- Task details
Convert the listing below into a numbered list with one item per line, omitting blank lines.

┄┄┄┄┄┄┄┄┄┄┄┄┄┄┄┄┄┄┄┄

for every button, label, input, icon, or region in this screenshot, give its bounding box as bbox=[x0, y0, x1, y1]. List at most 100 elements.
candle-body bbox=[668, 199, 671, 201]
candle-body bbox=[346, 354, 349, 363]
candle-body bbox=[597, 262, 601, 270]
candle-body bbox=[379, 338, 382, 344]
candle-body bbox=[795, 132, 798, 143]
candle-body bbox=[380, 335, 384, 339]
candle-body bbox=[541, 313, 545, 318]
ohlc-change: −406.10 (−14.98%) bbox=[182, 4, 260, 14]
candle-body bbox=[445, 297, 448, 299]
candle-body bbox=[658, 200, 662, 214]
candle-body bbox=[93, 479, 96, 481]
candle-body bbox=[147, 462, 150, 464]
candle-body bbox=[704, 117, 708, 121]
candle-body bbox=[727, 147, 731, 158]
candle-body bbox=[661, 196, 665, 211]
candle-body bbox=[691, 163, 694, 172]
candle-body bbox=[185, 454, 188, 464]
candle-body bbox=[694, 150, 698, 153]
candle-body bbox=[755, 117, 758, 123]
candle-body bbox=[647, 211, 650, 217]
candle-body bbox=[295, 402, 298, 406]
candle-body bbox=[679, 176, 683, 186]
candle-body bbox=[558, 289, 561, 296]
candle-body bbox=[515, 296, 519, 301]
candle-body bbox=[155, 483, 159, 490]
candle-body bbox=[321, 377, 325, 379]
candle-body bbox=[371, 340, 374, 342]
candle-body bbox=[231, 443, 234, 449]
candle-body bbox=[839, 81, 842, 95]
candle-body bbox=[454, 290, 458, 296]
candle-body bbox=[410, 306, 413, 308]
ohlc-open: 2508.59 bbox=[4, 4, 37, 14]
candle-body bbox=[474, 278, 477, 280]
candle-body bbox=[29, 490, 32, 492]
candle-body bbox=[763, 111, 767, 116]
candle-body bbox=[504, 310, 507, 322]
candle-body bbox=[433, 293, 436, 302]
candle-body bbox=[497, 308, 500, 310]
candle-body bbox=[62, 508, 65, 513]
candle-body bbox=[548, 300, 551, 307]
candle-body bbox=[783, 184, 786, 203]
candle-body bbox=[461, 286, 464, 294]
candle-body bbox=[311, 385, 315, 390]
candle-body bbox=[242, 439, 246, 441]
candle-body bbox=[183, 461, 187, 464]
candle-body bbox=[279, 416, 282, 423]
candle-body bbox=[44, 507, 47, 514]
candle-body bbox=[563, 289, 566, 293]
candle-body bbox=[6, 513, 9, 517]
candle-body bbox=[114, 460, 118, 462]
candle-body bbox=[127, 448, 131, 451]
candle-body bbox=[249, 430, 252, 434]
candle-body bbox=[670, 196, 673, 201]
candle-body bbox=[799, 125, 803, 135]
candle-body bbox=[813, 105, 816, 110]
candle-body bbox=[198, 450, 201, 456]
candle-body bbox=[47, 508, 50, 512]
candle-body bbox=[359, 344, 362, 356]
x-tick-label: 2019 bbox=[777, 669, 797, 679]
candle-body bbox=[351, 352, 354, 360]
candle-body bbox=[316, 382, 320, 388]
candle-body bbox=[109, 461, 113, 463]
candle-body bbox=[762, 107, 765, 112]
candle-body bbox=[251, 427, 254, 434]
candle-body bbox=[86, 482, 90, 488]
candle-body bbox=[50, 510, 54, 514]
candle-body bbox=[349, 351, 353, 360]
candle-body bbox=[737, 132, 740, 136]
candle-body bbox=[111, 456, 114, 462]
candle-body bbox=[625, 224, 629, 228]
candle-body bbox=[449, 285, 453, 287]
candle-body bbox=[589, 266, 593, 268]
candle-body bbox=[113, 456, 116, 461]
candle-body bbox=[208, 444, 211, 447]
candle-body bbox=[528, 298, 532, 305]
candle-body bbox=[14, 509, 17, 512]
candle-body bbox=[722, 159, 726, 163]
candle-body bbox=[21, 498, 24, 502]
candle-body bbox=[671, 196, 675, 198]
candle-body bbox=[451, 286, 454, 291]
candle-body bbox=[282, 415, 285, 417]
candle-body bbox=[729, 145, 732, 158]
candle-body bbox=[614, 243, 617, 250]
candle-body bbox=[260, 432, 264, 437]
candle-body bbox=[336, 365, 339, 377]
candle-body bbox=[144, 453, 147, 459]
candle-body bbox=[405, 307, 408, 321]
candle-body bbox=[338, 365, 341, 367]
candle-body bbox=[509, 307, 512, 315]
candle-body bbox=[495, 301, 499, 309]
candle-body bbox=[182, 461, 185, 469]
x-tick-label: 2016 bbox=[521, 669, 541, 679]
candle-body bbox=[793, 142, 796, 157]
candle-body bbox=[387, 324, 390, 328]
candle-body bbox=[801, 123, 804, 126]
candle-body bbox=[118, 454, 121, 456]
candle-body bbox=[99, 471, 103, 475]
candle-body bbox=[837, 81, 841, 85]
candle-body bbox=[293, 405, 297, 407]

┄┄┄┄┄┄┄┄┄┄┄┄┄┄┄┄┄┄┄┄

- Full output
1. for every button, label, input, icon, or region in this screenshot, give its bounding box as bbox=[x0, y0, x1, y1]. List at most 100 elements.
2. candle-body bbox=[668, 199, 671, 201]
3. candle-body bbox=[346, 354, 349, 363]
4. candle-body bbox=[597, 262, 601, 270]
5. candle-body bbox=[379, 338, 382, 344]
6. candle-body bbox=[795, 132, 798, 143]
7. candle-body bbox=[380, 335, 384, 339]
8. candle-body bbox=[541, 313, 545, 318]
9. ohlc-change: −406.10 (−14.98%) bbox=[182, 4, 260, 14]
10. candle-body bbox=[445, 297, 448, 299]
11. candle-body bbox=[658, 200, 662, 214]
12. candle-body bbox=[93, 479, 96, 481]
13. candle-body bbox=[147, 462, 150, 464]
14. candle-body bbox=[704, 117, 708, 121]
15. candle-body bbox=[727, 147, 731, 158]
16. candle-body bbox=[661, 196, 665, 211]
17. candle-body bbox=[691, 163, 694, 172]
18. candle-body bbox=[185, 454, 188, 464]
19. candle-body bbox=[694, 150, 698, 153]
20. candle-body bbox=[755, 117, 758, 123]
21. candle-body bbox=[647, 211, 650, 217]
22. candle-body bbox=[295, 402, 298, 406]
23. candle-body bbox=[679, 176, 683, 186]
24. candle-body bbox=[558, 289, 561, 296]
25. candle-body bbox=[515, 296, 519, 301]
26. candle-body bbox=[155, 483, 159, 490]
27. candle-body bbox=[321, 377, 325, 379]
28. candle-body bbox=[371, 340, 374, 342]
29. candle-body bbox=[231, 443, 234, 449]
30. candle-body bbox=[839, 81, 842, 95]
31. candle-body bbox=[454, 290, 458, 296]
32. candle-body bbox=[410, 306, 413, 308]
33. ohlc-open: 2508.59 bbox=[4, 4, 37, 14]
34. candle-body bbox=[474, 278, 477, 280]
35. candle-body bbox=[29, 490, 32, 492]
36. candle-body bbox=[763, 111, 767, 116]
37. candle-body bbox=[504, 310, 507, 322]
38. candle-body bbox=[433, 293, 436, 302]
39. candle-body bbox=[497, 308, 500, 310]
40. candle-body bbox=[62, 508, 65, 513]
41. candle-body bbox=[548, 300, 551, 307]
42. candle-body bbox=[783, 184, 786, 203]
43. candle-body bbox=[461, 286, 464, 294]
44. candle-body bbox=[311, 385, 315, 390]
45. candle-body bbox=[242, 439, 246, 441]
46. candle-body bbox=[183, 461, 187, 464]
47. candle-body bbox=[279, 416, 282, 423]
48. candle-body bbox=[44, 507, 47, 514]
49. candle-body bbox=[563, 289, 566, 293]
50. candle-body bbox=[6, 513, 9, 517]
51. candle-body bbox=[114, 460, 118, 462]
52. candle-body bbox=[127, 448, 131, 451]
53. candle-body bbox=[249, 430, 252, 434]
54. candle-body bbox=[670, 196, 673, 201]
55. candle-body bbox=[799, 125, 803, 135]
56. candle-body bbox=[813, 105, 816, 110]
57. candle-body bbox=[198, 450, 201, 456]
58. candle-body bbox=[47, 508, 50, 512]
59. candle-body bbox=[359, 344, 362, 356]
60. x-tick-label: 2019 bbox=[777, 669, 797, 679]
61. candle-body bbox=[351, 352, 354, 360]
62. candle-body bbox=[316, 382, 320, 388]
63. candle-body bbox=[109, 461, 113, 463]
64. candle-body bbox=[762, 107, 765, 112]
65. candle-body bbox=[251, 427, 254, 434]
66. candle-body bbox=[86, 482, 90, 488]
67. candle-body bbox=[50, 510, 54, 514]
68. candle-body bbox=[349, 351, 353, 360]
69. candle-body bbox=[737, 132, 740, 136]
70. candle-body bbox=[111, 456, 114, 462]
71. candle-body bbox=[625, 224, 629, 228]
72. candle-body bbox=[449, 285, 453, 287]
73. candle-body bbox=[589, 266, 593, 268]
74. candle-body bbox=[113, 456, 116, 461]
75. candle-body bbox=[208, 444, 211, 447]
76. candle-body bbox=[528, 298, 532, 305]
77. candle-body bbox=[14, 509, 17, 512]
78. candle-body bbox=[722, 159, 726, 163]
79. candle-body bbox=[21, 498, 24, 502]
80. candle-body bbox=[671, 196, 675, 198]
81. candle-body bbox=[451, 286, 454, 291]
82. candle-body bbox=[282, 415, 285, 417]
83. candle-body bbox=[729, 145, 732, 158]
84. candle-body bbox=[614, 243, 617, 250]
85. candle-body bbox=[260, 432, 264, 437]
86. candle-body bbox=[336, 365, 339, 377]
87. candle-body bbox=[144, 453, 147, 459]
88. candle-body bbox=[405, 307, 408, 321]
89. candle-body bbox=[338, 365, 341, 367]
90. candle-body bbox=[509, 307, 512, 315]
91. candle-body bbox=[495, 301, 499, 309]
92. candle-body bbox=[182, 461, 185, 469]
93. x-tick-label: 2016 bbox=[521, 669, 541, 679]
94. candle-body bbox=[793, 142, 796, 157]
95. candle-body bbox=[387, 324, 390, 328]
96. candle-body bbox=[801, 123, 804, 126]
97. candle-body bbox=[118, 454, 121, 456]
98. candle-body bbox=[99, 471, 103, 475]
99. candle-body bbox=[837, 81, 841, 85]
100. candle-body bbox=[293, 405, 297, 407]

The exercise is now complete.